§ **TASK DIRECTIONS**:
Reproduce word for word the message below about setseed() and a 'make html' error.

§ **TEXT SECTION**:

▬▬▬▬▬▬▬▬▬▬

That would be a good place to mention that setseed() can be used to
produce repeatable results.


> I did have some issue to run 'make html', but the
> error exists before my patch, so I change the document carefully without
> testing it.  do you know how to fix the below error in 'make html'?
>
> $/usr/bin/xsltproc --nonet --path . --path . --stringparam pg.version '18devel'  stylesheet.xsl postgres-full.xml
>
> I/O error : Attempt to load network entity http://docbook.sourceforge.net/release/xsl/current/xhtml/chunk.xsl
> warning: failed to load external entity "http://docbook.sourceforge.net/release/xsl/current/xhtml/chunk.xsl"
> compilation error: file stylesheet.xsl line 6 element import
> xsl:import : unable to load http://docbook.sourceforge.net/release/xsl/current/xhtml/chunk.xsl
> I/O error : Attempt to load network entity http://docbook.sourceforge.net/release/xsl/current/common/entities.ent
> stylesheet-html-common.xsl:4: warning: failed to load external entity
"http://docbook.sourceforge.net/release/xsl/current/common/entities.ent"

▬▬▬▬▬▬▬▬▬▬

Annotations of image regions:
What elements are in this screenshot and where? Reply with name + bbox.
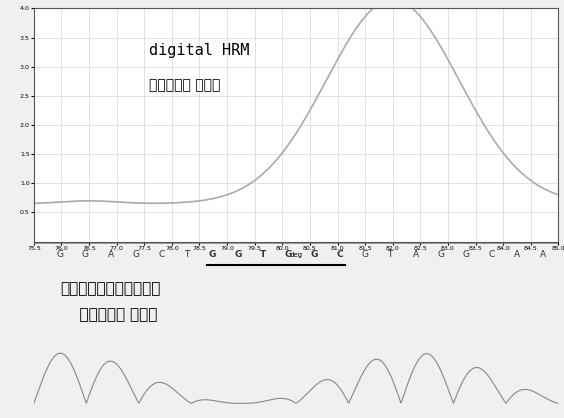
Text: T: T bbox=[260, 250, 266, 259]
Text: G: G bbox=[362, 250, 368, 259]
Text: G: G bbox=[285, 250, 292, 259]
Text: A: A bbox=[108, 250, 114, 259]
X-axis label: deg: deg bbox=[289, 252, 303, 258]
Text: A: A bbox=[540, 250, 546, 259]
Text: G: G bbox=[133, 250, 140, 259]
Text: A: A bbox=[514, 250, 520, 259]
Text: T: T bbox=[184, 250, 190, 259]
Text: 检测结果： 野生型: 检测结果： 野生型 bbox=[149, 78, 221, 92]
Text: G: G bbox=[209, 250, 216, 259]
Text: C: C bbox=[158, 250, 165, 259]
Text: G: G bbox=[234, 250, 241, 259]
Text: G: G bbox=[82, 250, 89, 259]
Text: G: G bbox=[310, 250, 318, 259]
Text: T: T bbox=[387, 250, 393, 259]
Text: A: A bbox=[413, 250, 418, 259]
Text: G: G bbox=[438, 250, 444, 259]
Text: G: G bbox=[463, 250, 470, 259]
Text: digital HRM: digital HRM bbox=[149, 43, 250, 59]
Text: C: C bbox=[336, 250, 343, 259]
Text: C: C bbox=[488, 250, 495, 259]
Text: 检测结果： 野生型: 检测结果： 野生型 bbox=[60, 308, 157, 323]
Text: G: G bbox=[56, 250, 64, 259]
Text: 测序法针对热点突变区域: 测序法针对热点突变区域 bbox=[60, 281, 160, 296]
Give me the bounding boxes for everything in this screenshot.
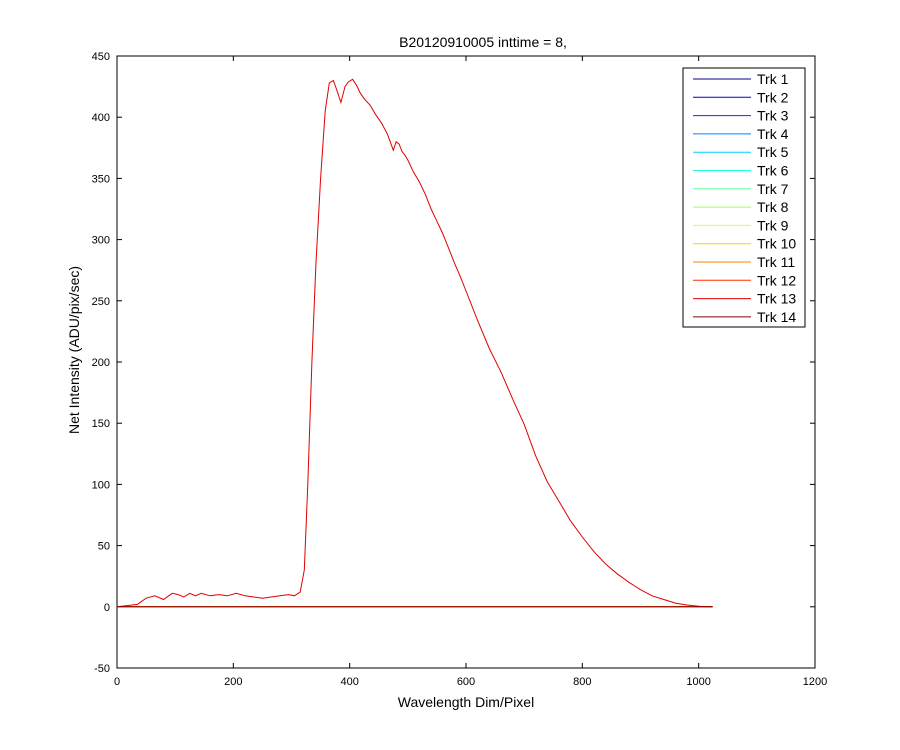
y-tick-label: 250 [92,296,110,308]
y-tick-label: 150 [92,418,110,430]
legend-label: Trk 6 [757,163,789,179]
y-tick-label: 100 [92,479,110,491]
x-tick-label: 1200 [803,676,827,688]
chart-title: B20120910005 inttime = 8, [399,34,567,50]
legend-label: Trk 3 [757,108,789,124]
legend-label: Trk 5 [757,144,789,160]
legend-label: Trk 1 [757,71,789,87]
legend-box [682,67,806,328]
y-tick-label: 400 [92,112,110,124]
y-tick-label: 350 [92,173,110,185]
legend: Trk 1 Trk 2 Trk 3 Trk 4 Trk 5 Trk 6 Trk 7 Trk 8… [682,67,806,328]
legend-label: Trk 13 [757,291,796,307]
legend-label: Trk 10 [757,236,796,252]
axis-ticks: 0 200 400 600 800 1000 1200 -50 0 50 100 150 200 250 3… [92,51,828,688]
x-tick-label: 200 [224,676,242,688]
legend-label: Trk 7 [757,181,789,197]
y-tick-label: 200 [92,357,110,369]
y-tick-label: 50 [98,541,110,553]
y-tick-label: 450 [92,51,110,63]
x-tick-label: 1000 [686,676,710,688]
x-tick-label: 400 [340,676,358,688]
x-tick-label: 0 [114,676,120,688]
legend-label: Trk 9 [757,217,789,233]
legend-label: Trk 4 [757,126,789,142]
legend-label: Trk 11 [757,254,795,270]
legend-label: Trk 8 [757,199,789,215]
x-axis-title: Wavelength Dim/Pixel [398,694,534,710]
legend-label: Trk 12 [757,272,796,288]
series-lines [116,78,713,608]
y-tick-label: 300 [92,235,110,247]
y-tick-label: -50 [94,663,110,675]
x-tick-label: 800 [573,676,591,688]
y-tick-label: 0 [104,602,110,614]
series-line-trk-13 [116,78,713,608]
y-axis-title: Net Intensity (ADU/pix/sec) [66,266,82,434]
x-tick-label: 600 [457,676,475,688]
legend-label: Trk 14 [757,309,796,325]
legend-label: Trk 2 [757,89,789,105]
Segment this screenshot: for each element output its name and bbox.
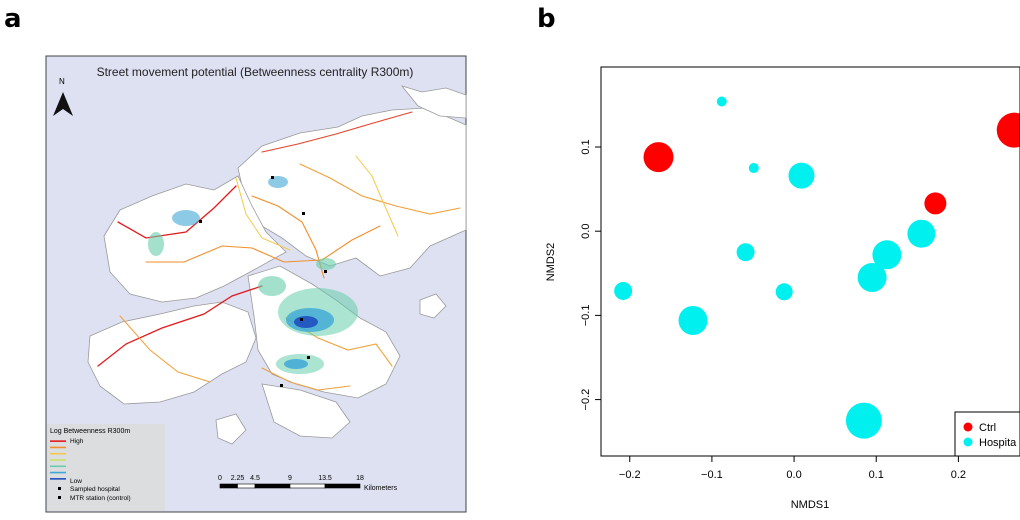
- road-orange-4: [119, 315, 211, 383]
- chart-legend: Ctrl Hospita: [954, 411, 1020, 457]
- map-title: Street movement potential (Betweenness c…: [97, 65, 414, 79]
- legend-label-hospita: Hospita: [979, 437, 1017, 449]
- panel-letter-a: a: [4, 4, 22, 34]
- scale-bar-unit: Kilometers: [364, 485, 398, 492]
- road-yellow-1: [235, 177, 291, 251]
- legend-swatch-hospita: [963, 437, 973, 447]
- x-tick-label: 0.1: [869, 469, 884, 481]
- legend-label-ctrl: Ctrl: [979, 422, 996, 434]
- data-point-ctrl: [924, 192, 947, 215]
- y-tick-label: 0.1: [580, 139, 592, 154]
- data-point-hospita: [748, 163, 759, 174]
- legend-station-label: MTR station (control): [70, 495, 131, 502]
- scale-bar-tick-label: 2.25: [231, 475, 245, 482]
- map-markers: [199, 176, 327, 387]
- data-point-hospita: [678, 305, 708, 335]
- legend-box: [954, 411, 1020, 457]
- road-red-lantau: [97, 285, 263, 367]
- data-point-hospita: [775, 283, 793, 301]
- land-islet-1: [419, 293, 447, 319]
- scale-bar-tick-label: 9: [288, 475, 292, 482]
- scale-bar-tick-label: 4.5: [250, 475, 260, 482]
- land-new-territories-west: [103, 175, 287, 303]
- scale-bar-segment: [289, 483, 326, 489]
- road-orange-2: [251, 195, 325, 279]
- scale-bar-segment: [324, 483, 361, 489]
- road-orange-6: [261, 367, 351, 391]
- land-islands-south: [261, 383, 351, 439]
- station-marker: [280, 384, 283, 387]
- hospital-marker: [199, 220, 202, 223]
- data-point-hospita: [614, 281, 633, 300]
- x-tick-label: −0.1: [701, 469, 723, 481]
- data-point-hospita: [872, 240, 902, 270]
- x-tick-label: −0.2: [619, 469, 641, 481]
- plot-frame: [600, 66, 1020, 457]
- x-axis-label: NMDS1: [791, 499, 830, 511]
- road-orange-3: [299, 163, 461, 215]
- x-tick-label: 0.0: [786, 469, 801, 481]
- legend-hospital-label: Sampled hospital: [70, 486, 120, 493]
- data-point-ctrl: [996, 112, 1020, 148]
- legend-station-marker: [58, 496, 61, 499]
- station-marker: [302, 212, 305, 215]
- north-arrow-icon: [53, 92, 73, 116]
- map-panel: Street movement potential (Betweenness c…: [45, 55, 467, 513]
- north-label: N: [59, 77, 65, 86]
- legend-high-label: High: [70, 438, 84, 445]
- data-point-hospita: [845, 402, 882, 439]
- map-legend: Log Betweenness R300m High Low Sampled h…: [47, 424, 165, 511]
- y-tick-label: 0.0: [580, 224, 592, 239]
- panel-letter-b: b: [537, 4, 556, 34]
- data-point-hospita: [857, 262, 887, 292]
- scale-bar-tick-label: 0: [218, 475, 222, 482]
- road-network: [97, 111, 461, 391]
- data-point-hospita: [788, 162, 815, 189]
- station-marker: [324, 270, 327, 273]
- hospital-marker: [300, 318, 303, 321]
- road-yellow-2: [355, 155, 399, 237]
- legend-gradient: [50, 440, 66, 480]
- y-axis-label: NMDS2: [545, 243, 557, 282]
- legend-title: Log Betweenness R300m: [50, 428, 130, 435]
- data-point-hospita: [716, 96, 727, 107]
- scale-bar-segment: [237, 483, 256, 489]
- road-red-north: [261, 111, 413, 153]
- land-mainland-north: [237, 107, 467, 277]
- land-northeast: [400, 85, 467, 119]
- legend-background: [47, 424, 165, 511]
- data-point-hospita: [736, 243, 755, 262]
- legend-swatch-ctrl: [963, 422, 973, 432]
- legend-low-label: Low: [70, 478, 82, 485]
- scale-bar: 0 2.25 4.5 9 13.5 18 Kilometers: [218, 475, 398, 492]
- hospital-marker: [271, 176, 274, 179]
- x-tick-label: 0.2: [951, 469, 966, 481]
- data-point-hospita: [907, 219, 936, 248]
- scale-bar-tick-label: 13.5: [318, 475, 332, 482]
- road-red-west: [117, 185, 237, 239]
- hospital-marker: [307, 356, 310, 359]
- scale-bar-tick-label: 18: [356, 475, 364, 482]
- y-tick-label: −0.1: [580, 305, 592, 327]
- scale-bar-segment: [254, 483, 291, 489]
- y-tick-label: −0.2: [580, 389, 592, 411]
- legend-hospital-marker: [58, 487, 61, 490]
- road-orange-1: [145, 225, 381, 263]
- data-point-ctrl: [643, 142, 674, 173]
- land-islet-2: [215, 413, 247, 445]
- scale-bar-segment: [219, 483, 238, 489]
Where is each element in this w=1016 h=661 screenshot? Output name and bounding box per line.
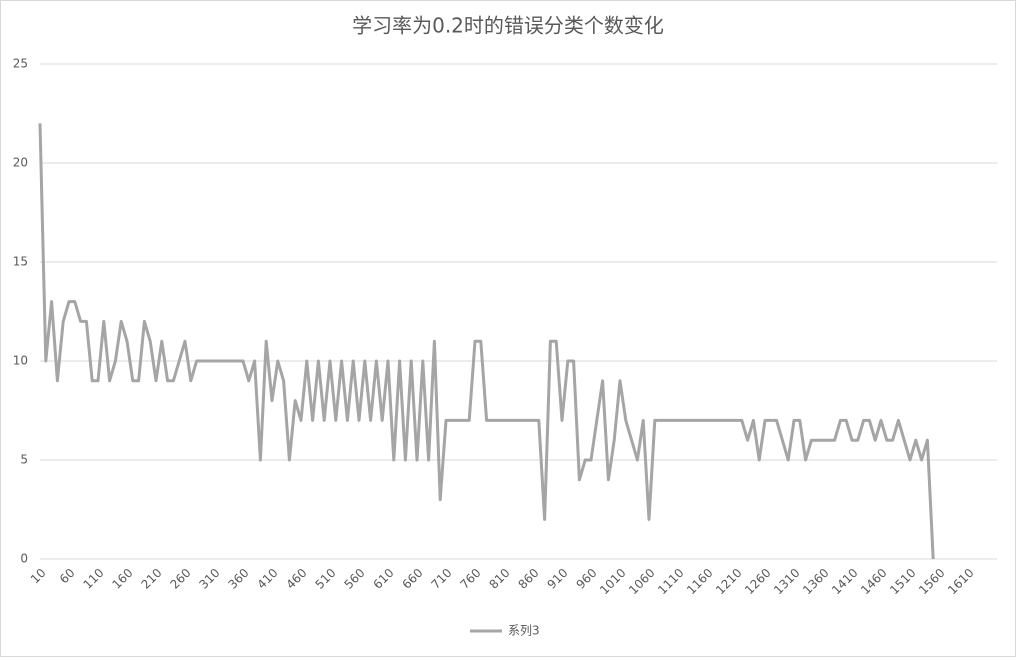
legend-label: 系列3 <box>508 624 540 638</box>
chart-title: 学习率为0.2时的错误分类个数变化 <box>352 14 664 38</box>
y-tick-label: 20 <box>13 156 28 170</box>
y-tick-label: 25 <box>13 57 28 71</box>
y-tick-label: 15 <box>13 255 28 269</box>
y-tick-label: 10 <box>13 354 28 368</box>
y-tick-label: 5 <box>20 453 28 467</box>
y-tick-label: 0 <box>20 552 28 566</box>
data-line <box>38 123 935 560</box>
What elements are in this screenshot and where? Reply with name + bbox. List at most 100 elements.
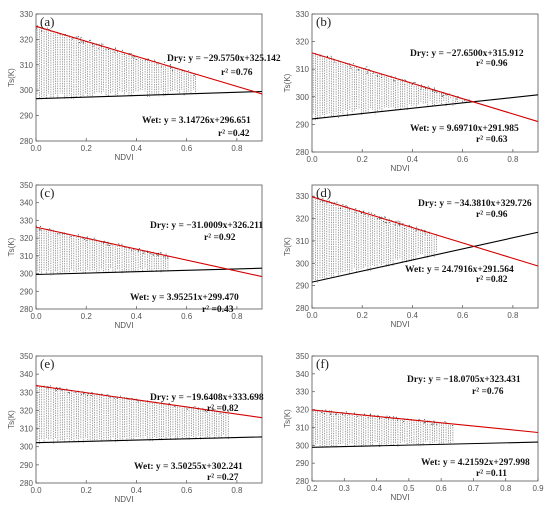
panel-label: (f) xyxy=(316,356,329,371)
scatter-point xyxy=(335,413,337,415)
plot-frame xyxy=(311,355,539,482)
scatter-point xyxy=(169,67,171,69)
y-tick-label: 330 xyxy=(20,388,34,397)
scatter-point xyxy=(194,406,196,408)
scatter-point xyxy=(39,225,41,227)
scatter-point xyxy=(137,250,139,252)
y-tick-label: 300 xyxy=(20,443,34,452)
scatter-point xyxy=(86,394,88,396)
scatter-point xyxy=(150,253,152,255)
dry-equation: Dry: y = −18.0705x+323.431 xyxy=(407,375,521,385)
scatter-point xyxy=(388,222,390,224)
x-tick-label: 0.4 xyxy=(131,486,143,495)
scatter-point xyxy=(50,385,52,387)
scatter-point xyxy=(352,63,354,65)
y-tick-label: 350 xyxy=(296,352,310,361)
scatter-point xyxy=(80,36,82,38)
scatter-point xyxy=(79,41,81,43)
scatter-point xyxy=(321,412,323,414)
scatter-point xyxy=(441,93,443,95)
scatter-point xyxy=(394,224,396,226)
x-tick-label: 0.6 xyxy=(181,312,193,321)
scatter-point xyxy=(132,56,134,58)
scatter-point xyxy=(380,76,382,78)
scatter-point xyxy=(342,204,344,206)
y-tick-label: 330 xyxy=(296,388,310,397)
y-tick-label: 330 xyxy=(20,216,34,225)
scatter-point xyxy=(326,202,328,204)
dry-equation: Dry: y = −29.5750x+325.142 xyxy=(167,54,281,64)
scatter-point xyxy=(360,213,362,215)
scatter-point xyxy=(156,254,158,256)
y-tick-label: 280 xyxy=(296,148,310,157)
scatter-points xyxy=(312,52,470,121)
x-tick-label: 0.3 xyxy=(339,484,351,493)
scatter-point xyxy=(403,421,405,423)
wet-r2: r² =0.27 xyxy=(207,473,239,483)
scatter-point xyxy=(92,45,94,47)
scatter-point xyxy=(106,244,108,246)
scatter-point xyxy=(75,392,77,394)
scatter-point xyxy=(413,82,415,84)
scatter-point xyxy=(323,413,325,415)
scatter-point xyxy=(133,249,135,251)
scatter-point xyxy=(49,228,51,230)
scatter-point xyxy=(122,49,124,51)
scatter-point xyxy=(41,30,43,32)
scatter-points xyxy=(312,409,454,449)
x-tick-label: 0.2 xyxy=(357,311,369,320)
panel-label: (b) xyxy=(316,14,331,29)
y-tick-label: 340 xyxy=(20,370,34,379)
scatter-point xyxy=(383,216,385,218)
scatter-point xyxy=(319,200,321,202)
scatter-point xyxy=(350,67,352,69)
scatter-point xyxy=(462,101,464,103)
dry-r2: r² =0.92 xyxy=(204,233,236,243)
scatter-point xyxy=(107,394,109,396)
scatter-point xyxy=(452,425,454,427)
scatter-point xyxy=(349,209,351,211)
y-tick-label: 300 xyxy=(296,441,310,450)
scatter-point xyxy=(344,415,346,417)
scatter-point xyxy=(165,253,167,255)
scatter-point xyxy=(393,416,395,418)
x-tick-label: 0.8 xyxy=(507,155,519,164)
scatter-point xyxy=(385,216,387,218)
scatter-point xyxy=(59,233,61,235)
scatter-point xyxy=(131,249,133,251)
scatter-point xyxy=(377,218,379,220)
scatter-point xyxy=(325,409,327,411)
dry-equation: Dry: y = −27.6500x+315.912 xyxy=(410,49,524,59)
x-tick-label: 0.2 xyxy=(81,312,93,321)
scatter-point xyxy=(211,408,213,410)
scatter-point xyxy=(354,412,356,414)
wet-edge-line xyxy=(35,90,263,100)
dry-r2: r² =0.82 xyxy=(207,404,239,414)
wet-equation: Wet: y = 3.14726x+296.651 xyxy=(142,116,251,126)
scatter-point xyxy=(336,201,338,203)
scatter-point xyxy=(137,401,139,403)
x-axis-label: NDVI xyxy=(114,153,133,162)
scatter-point xyxy=(424,229,426,231)
x-axis-label: NDVI xyxy=(114,495,133,504)
scatter-point xyxy=(102,43,104,45)
scatter-point xyxy=(436,92,438,94)
scatter-point xyxy=(193,74,195,76)
x-tick-label: 0.2 xyxy=(357,155,369,164)
scatter-point xyxy=(345,411,347,413)
scatter-point xyxy=(374,214,376,216)
scatter-point xyxy=(143,252,145,254)
scatter-point xyxy=(55,390,57,392)
x-tick-label: 0.8 xyxy=(500,484,512,493)
y-tick-label: 310 xyxy=(20,252,34,261)
scatter-point xyxy=(330,413,332,415)
panel-d: 280 290 300 310 320 330 0.0 0.2 0.4 0.6 0.8 NDVI Ts(… xyxy=(283,184,539,329)
x-tick-label: 0.9 xyxy=(532,484,544,493)
scatter-point xyxy=(369,414,371,416)
scatter-point xyxy=(70,236,72,238)
scatter-point xyxy=(91,391,93,393)
scatter-point xyxy=(67,391,69,393)
scatter-point xyxy=(159,252,161,254)
scatter-point xyxy=(109,396,111,398)
scatter-point xyxy=(105,49,107,51)
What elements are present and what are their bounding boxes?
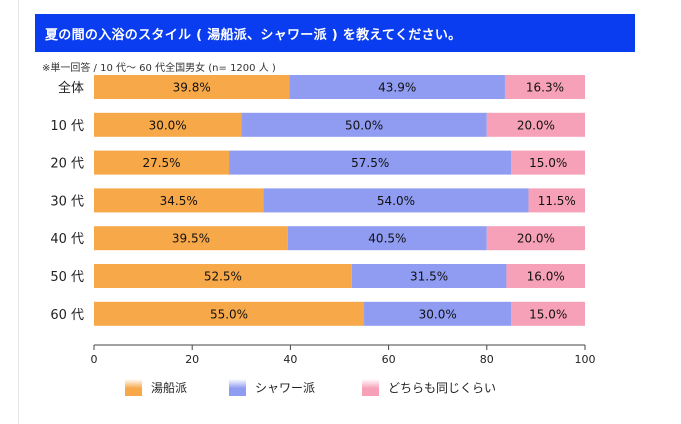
data-label: 39.5%: [172, 232, 210, 246]
bar-segment: [94, 226, 288, 251]
data-label: 43.9%: [378, 81, 416, 95]
data-label: 15.0%: [529, 156, 567, 170]
data-label: 15.0%: [529, 307, 567, 321]
bar-segment: [287, 226, 487, 251]
category-label: 60 代: [50, 308, 84, 323]
bar-segment: [486, 112, 585, 137]
bar-segment: [263, 188, 529, 213]
data-label: 27.5%: [142, 156, 180, 170]
bar-segment: [241, 112, 487, 137]
legend-swatch-yubune: [125, 379, 142, 396]
bar-segment: [94, 264, 352, 288]
data-label: 55.0%: [210, 307, 248, 321]
data-label: 20.0%: [517, 232, 555, 246]
x-tick-label: 100: [575, 353, 596, 366]
legend-item-same: どちらも同じくらい: [362, 379, 496, 396]
bar-segment: [364, 301, 512, 326]
bar-segment: [351, 264, 507, 288]
data-label: 39.8%: [173, 81, 211, 95]
data-label: 16.3%: [526, 81, 564, 95]
bar-segment: [289, 75, 505, 99]
survey-note: ※単一回答 / 10 代〜 60 代全国男女 (n= 1200 人 ): [42, 63, 276, 74]
bar-segment: [528, 188, 585, 213]
legend-label-yubune: 湯船派: [151, 381, 188, 395]
data-label: 54.0%: [377, 194, 415, 208]
data-label: 16.0%: [527, 270, 565, 284]
data-label: 20.0%: [517, 118, 555, 132]
legend: 湯船派 シャワー派 どちらも同じくらい: [125, 379, 625, 403]
data-label: 34.5%: [160, 194, 198, 208]
category-label: 40 代: [50, 232, 84, 247]
bar-segment: [94, 75, 290, 99]
data-label: 30.0%: [149, 118, 187, 132]
bar-segment: [94, 301, 365, 326]
bar-segment: [94, 188, 264, 213]
category-label: 全体: [58, 80, 84, 96]
legend-swatch-shower: [229, 379, 246, 396]
bar-segment: [94, 150, 230, 175]
bar-segment: [229, 150, 512, 175]
data-label: 50.0%: [345, 118, 383, 132]
chart-title: 夏の間の入浴のスタイル ( 湯船派、シャワー派 ) を教えてください。: [35, 14, 635, 52]
data-label: 31.5%: [410, 270, 448, 284]
bar-segment: [511, 150, 585, 175]
bar-segment: [486, 226, 585, 251]
category-label: 30 代: [50, 194, 84, 209]
data-label: 11.5%: [538, 194, 576, 208]
data-label: 57.5%: [351, 156, 389, 170]
category-label: 50 代: [50, 270, 84, 285]
category-label: 10 代: [50, 119, 84, 134]
legend-item-yubune: 湯船派: [125, 379, 187, 396]
bar-segment: [511, 301, 585, 326]
legend-label-shower: シャワー派: [255, 381, 316, 395]
x-tick-label: 60: [382, 353, 396, 366]
bar-segment: [94, 112, 242, 137]
bar-segment: [506, 264, 585, 288]
x-tick-label: 0: [91, 353, 98, 366]
legend-item-shower: シャワー派: [229, 379, 315, 396]
category-label: 20 代: [50, 157, 84, 172]
bar-segment: [504, 75, 585, 99]
data-label: 30.0%: [419, 307, 457, 321]
x-tick-label: 20: [185, 353, 199, 366]
x-tick-label: 40: [283, 353, 297, 366]
legend-swatch-same: [362, 379, 379, 396]
data-label: 40.5%: [368, 232, 406, 246]
x-tick-label: 80: [480, 353, 494, 366]
data-label: 52.5%: [204, 270, 242, 284]
legend-label-same: どちらも同じくらい: [388, 381, 497, 395]
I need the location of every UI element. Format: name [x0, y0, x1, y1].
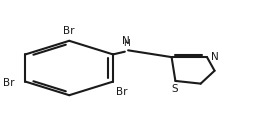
Text: Br: Br	[3, 78, 14, 88]
Text: Br: Br	[63, 26, 75, 36]
Text: H: H	[122, 39, 129, 48]
Text: N: N	[210, 52, 217, 62]
Text: N: N	[122, 35, 130, 46]
Text: S: S	[171, 84, 178, 94]
Text: Br: Br	[115, 87, 126, 97]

▬▬▬▬▬▬▬▬▬▬

§ **THE REPLY**:
That would be a good place to mention that setseed() can be used to
produce repeatable results.


> I did have some issue to run 'make html', but the
> error exists before my patch, so I change the document carefully without
> testing it.  do you know how to fix the below error in 'make html'?
>
> $/usr/bin/xsltproc --nonet --path . --path . --stringparam pg.version '18devel'  stylesheet.xsl postgres-full.xml
>
> I/O error : Attempt to load network entity http://docbook.sourceforge.net/release/xsl/current/xhtml/chunk.xsl
> warning: failed to load external entity "http://docbook.sourceforge.net/release/xsl/current/xhtml/chunk.xsl"
> compilation error: file stylesheet.xsl line 6 element import
> xsl:import : unable to load http://docbook.sourceforge.net/release/xsl/current/xhtml/chunk.xsl
> I/O error : Attempt to load network entity http://docbook.sourceforge.net/release/xsl/current/common/entities.ent
> stylesheet-html-common.xsl:4: warning: failed to load external entity
"http://docbook.sourceforge.net/release/xsl/current/common/entities.ent"